▶ **INSTRUCTIONS FOR THE TASK**:
Print, exactly and completely, every entry in the data.
begin RECORDS SHOWN
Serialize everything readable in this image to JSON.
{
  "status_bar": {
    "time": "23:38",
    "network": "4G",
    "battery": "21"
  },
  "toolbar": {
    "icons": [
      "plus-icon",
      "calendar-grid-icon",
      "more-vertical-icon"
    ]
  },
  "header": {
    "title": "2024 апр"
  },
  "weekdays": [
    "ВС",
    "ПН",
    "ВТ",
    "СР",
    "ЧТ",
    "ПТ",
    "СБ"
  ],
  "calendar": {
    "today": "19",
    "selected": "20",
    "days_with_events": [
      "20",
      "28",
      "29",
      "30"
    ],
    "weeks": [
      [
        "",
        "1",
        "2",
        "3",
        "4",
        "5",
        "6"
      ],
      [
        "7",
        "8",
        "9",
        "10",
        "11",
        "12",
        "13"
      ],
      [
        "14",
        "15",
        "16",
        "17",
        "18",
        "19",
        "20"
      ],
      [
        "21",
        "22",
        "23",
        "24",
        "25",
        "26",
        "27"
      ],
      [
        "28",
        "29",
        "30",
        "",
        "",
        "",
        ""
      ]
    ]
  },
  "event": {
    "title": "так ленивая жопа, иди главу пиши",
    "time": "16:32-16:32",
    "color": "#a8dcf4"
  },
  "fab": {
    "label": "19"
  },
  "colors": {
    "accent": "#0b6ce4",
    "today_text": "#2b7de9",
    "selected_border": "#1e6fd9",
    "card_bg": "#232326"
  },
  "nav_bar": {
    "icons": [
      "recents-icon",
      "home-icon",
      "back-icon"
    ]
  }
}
end RECORDS SHOWN
▶ **RESPONSE BELOW**:
Serialize everything readable in this image to JSON.
{
  "status_bar": {
    "time": "23:38",
    "network": "4G",
    "battery": "21"
  },
  "toolbar": {
    "icons": [
      "plus-icon",
      "calendar-grid-icon",
      "more-vertical-icon"
    ]
  },
  "header": {
    "title": "2024 апр"
  },
  "weekdays": [
    "ВС",
    "ПН",
    "ВТ",
    "СР",
    "ЧТ",
    "ПТ",
    "СБ"
  ],
  "calendar": {
    "today": "19",
    "selected": "20",
    "days_with_events": [
      "20",
      "28",
      "29",
      "30"
    ],
    "weeks": [
      [
        "",
        "1",
        "2",
        "3",
        "4",
        "5",
        "6"
      ],
      [
        "7",
        "8",
        "9",
        "10",
        "11",
        "12",
        "13"
      ],
      [
        "14",
        "15",
        "16",
        "17",
        "18",
        "19",
        "20"
      ],
      [
        "21",
        "22",
        "23",
        "24",
        "25",
        "26",
        "27"
      ],
      [
        "28",
        "29",
        "30",
        "",
        "",
        "",
        ""
      ]
    ]
  },
  "event": {
    "title": "так ленивая жопа, иди главу пиши",
    "time": "16:32-16:32",
    "color": "#a8dcf4"
  },
  "fab": {
    "label": "19"
  },
  "colors": {
    "accent": "#0b6ce4",
    "today_text": "#2b7de9",
    "selected_border": "#1e6fd9",
    "card_bg": "#232326"
  },
  "nav_bar": {
    "icons": [
      "recents-icon",
      "home-icon",
      "back-icon"
    ]
  }
}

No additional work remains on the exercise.